** What the task requires **
Check each line of the records for "this"; collect those that have it.

** Raw data **
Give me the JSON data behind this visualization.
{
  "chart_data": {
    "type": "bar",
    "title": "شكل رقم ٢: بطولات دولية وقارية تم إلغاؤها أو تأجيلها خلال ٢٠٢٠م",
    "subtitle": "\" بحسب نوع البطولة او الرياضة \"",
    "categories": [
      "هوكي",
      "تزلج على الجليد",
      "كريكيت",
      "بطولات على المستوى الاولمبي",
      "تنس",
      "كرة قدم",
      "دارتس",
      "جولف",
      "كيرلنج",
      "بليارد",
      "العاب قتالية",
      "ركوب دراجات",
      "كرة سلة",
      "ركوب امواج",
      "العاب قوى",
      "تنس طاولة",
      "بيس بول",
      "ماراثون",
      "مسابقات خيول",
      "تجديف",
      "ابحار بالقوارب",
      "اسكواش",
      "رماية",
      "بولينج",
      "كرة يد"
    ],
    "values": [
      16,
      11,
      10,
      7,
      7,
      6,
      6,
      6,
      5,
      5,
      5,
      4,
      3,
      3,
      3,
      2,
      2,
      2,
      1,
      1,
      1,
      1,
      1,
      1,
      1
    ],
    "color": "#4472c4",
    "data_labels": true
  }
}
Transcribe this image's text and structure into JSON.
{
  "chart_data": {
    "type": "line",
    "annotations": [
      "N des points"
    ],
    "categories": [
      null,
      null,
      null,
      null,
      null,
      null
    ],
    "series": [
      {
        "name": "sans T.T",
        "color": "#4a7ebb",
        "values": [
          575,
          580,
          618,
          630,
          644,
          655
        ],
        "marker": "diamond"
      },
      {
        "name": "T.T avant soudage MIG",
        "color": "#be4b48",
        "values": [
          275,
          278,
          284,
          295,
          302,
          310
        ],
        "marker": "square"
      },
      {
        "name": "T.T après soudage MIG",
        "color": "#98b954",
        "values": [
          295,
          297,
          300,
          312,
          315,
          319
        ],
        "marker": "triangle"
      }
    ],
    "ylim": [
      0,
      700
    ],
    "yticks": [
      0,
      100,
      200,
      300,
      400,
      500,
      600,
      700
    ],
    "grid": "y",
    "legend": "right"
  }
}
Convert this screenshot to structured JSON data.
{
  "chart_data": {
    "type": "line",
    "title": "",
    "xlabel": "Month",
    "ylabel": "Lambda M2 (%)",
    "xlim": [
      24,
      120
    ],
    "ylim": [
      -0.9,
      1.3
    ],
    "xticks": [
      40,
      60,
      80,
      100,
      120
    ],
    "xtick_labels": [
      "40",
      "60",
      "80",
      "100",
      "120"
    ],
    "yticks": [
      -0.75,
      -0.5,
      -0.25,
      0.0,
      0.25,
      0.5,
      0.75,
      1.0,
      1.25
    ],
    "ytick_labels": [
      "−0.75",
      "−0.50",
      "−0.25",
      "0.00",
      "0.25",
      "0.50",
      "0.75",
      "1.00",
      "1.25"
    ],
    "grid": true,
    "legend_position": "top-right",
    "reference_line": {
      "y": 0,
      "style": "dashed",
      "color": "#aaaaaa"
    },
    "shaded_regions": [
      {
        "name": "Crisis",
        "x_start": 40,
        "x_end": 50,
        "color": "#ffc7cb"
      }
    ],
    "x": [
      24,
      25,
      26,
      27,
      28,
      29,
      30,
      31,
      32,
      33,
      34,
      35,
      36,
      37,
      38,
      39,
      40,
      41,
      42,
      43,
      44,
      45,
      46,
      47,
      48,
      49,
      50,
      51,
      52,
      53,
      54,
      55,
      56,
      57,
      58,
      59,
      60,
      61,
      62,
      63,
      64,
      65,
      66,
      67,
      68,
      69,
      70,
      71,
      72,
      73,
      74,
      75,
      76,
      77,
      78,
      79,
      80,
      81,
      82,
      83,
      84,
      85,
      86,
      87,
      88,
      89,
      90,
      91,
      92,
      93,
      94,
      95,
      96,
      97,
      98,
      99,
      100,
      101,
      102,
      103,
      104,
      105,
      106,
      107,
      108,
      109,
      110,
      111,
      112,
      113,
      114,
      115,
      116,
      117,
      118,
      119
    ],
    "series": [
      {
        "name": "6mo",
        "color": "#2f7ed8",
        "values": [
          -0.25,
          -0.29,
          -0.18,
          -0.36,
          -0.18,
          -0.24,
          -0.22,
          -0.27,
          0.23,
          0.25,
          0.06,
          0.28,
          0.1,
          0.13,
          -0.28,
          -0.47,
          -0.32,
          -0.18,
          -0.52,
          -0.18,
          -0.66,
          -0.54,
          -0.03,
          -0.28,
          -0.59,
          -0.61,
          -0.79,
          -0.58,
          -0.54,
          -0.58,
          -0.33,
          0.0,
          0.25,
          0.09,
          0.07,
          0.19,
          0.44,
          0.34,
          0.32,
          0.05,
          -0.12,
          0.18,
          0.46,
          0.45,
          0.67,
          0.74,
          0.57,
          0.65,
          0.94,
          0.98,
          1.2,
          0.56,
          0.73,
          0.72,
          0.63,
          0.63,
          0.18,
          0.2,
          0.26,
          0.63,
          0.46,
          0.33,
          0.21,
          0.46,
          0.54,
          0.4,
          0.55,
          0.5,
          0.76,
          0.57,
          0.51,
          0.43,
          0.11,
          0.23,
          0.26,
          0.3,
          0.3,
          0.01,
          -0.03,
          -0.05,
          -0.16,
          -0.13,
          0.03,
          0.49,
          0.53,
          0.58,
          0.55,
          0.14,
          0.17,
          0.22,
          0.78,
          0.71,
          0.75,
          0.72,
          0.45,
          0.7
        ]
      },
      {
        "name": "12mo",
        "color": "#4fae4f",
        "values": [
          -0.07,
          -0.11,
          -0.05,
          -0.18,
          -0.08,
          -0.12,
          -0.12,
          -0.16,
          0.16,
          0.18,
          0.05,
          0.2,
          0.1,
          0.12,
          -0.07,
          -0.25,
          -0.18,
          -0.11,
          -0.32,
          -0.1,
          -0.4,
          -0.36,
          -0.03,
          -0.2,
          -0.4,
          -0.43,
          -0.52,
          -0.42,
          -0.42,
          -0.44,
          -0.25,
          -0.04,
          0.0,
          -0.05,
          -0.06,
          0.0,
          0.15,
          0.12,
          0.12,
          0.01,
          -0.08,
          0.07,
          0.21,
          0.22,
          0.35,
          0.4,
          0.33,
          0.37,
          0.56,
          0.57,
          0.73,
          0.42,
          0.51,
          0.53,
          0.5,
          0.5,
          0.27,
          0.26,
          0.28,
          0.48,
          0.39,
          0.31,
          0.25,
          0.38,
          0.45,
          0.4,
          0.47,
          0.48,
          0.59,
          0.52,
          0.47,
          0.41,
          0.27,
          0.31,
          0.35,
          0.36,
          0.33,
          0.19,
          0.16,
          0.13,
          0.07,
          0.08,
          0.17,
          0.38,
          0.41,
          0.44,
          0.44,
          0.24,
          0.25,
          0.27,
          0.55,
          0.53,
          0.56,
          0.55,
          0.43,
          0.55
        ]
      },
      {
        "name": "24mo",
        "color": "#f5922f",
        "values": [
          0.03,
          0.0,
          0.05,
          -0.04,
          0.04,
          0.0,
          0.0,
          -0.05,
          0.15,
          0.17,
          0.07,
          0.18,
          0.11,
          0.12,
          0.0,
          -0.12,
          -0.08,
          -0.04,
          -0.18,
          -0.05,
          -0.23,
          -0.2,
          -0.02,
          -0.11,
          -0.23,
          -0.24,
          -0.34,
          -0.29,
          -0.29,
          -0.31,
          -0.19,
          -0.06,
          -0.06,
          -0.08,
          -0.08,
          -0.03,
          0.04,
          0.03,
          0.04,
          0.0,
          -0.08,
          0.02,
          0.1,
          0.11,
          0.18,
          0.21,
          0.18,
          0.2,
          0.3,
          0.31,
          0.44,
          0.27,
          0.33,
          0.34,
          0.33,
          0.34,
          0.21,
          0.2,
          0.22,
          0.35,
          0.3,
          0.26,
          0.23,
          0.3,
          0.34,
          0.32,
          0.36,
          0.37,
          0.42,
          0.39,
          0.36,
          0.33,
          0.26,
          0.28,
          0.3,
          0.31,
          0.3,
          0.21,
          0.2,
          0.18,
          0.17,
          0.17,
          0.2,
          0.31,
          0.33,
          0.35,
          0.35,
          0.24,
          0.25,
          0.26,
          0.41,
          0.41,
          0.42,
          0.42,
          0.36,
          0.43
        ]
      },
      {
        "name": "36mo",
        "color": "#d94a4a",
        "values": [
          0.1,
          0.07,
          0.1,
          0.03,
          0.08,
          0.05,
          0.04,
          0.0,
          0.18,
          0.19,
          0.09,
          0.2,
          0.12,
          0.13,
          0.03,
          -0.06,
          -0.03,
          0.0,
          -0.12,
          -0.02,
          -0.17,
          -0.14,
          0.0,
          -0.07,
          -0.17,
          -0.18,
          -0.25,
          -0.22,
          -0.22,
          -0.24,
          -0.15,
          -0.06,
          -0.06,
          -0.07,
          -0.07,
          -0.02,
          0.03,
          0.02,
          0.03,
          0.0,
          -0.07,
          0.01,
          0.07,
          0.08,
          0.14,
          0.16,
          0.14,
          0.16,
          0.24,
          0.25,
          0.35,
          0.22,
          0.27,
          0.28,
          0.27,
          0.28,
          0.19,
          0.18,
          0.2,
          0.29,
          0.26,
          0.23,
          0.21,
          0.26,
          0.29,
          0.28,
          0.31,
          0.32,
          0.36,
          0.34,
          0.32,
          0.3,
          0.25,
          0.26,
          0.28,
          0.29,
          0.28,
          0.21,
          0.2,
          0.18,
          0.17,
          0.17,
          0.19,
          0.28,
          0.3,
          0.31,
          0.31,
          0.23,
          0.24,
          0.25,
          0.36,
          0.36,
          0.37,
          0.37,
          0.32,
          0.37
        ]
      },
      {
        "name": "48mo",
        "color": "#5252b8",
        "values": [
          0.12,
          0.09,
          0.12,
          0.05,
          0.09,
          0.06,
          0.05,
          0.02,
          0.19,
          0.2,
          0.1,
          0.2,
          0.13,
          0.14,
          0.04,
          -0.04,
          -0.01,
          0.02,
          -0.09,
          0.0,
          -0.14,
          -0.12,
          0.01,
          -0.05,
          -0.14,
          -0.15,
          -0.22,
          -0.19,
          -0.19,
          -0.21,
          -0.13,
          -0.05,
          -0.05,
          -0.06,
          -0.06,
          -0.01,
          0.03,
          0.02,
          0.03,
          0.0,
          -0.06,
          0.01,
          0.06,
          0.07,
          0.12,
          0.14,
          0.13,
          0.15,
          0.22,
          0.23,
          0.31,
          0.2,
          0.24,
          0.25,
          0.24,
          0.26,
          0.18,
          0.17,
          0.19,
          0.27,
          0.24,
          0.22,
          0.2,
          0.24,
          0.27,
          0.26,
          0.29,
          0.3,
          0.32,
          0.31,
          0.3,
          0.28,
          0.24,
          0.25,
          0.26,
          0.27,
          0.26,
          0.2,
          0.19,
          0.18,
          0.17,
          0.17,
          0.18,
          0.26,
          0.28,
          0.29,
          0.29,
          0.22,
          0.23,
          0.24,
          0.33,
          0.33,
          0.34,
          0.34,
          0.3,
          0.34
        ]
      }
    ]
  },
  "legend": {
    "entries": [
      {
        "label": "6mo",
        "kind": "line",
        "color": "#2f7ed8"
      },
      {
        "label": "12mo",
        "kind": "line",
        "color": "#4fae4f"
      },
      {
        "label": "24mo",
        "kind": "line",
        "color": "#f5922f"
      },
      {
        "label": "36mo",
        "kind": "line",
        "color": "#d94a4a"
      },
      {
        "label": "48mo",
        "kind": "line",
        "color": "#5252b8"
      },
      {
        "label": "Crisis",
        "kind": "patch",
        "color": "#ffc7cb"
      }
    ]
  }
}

** Solution below **
Give me the JSON data behind this visualization.
Transcribe this image's text and structure into JSON.
Convert this screenshot to structured JSON data.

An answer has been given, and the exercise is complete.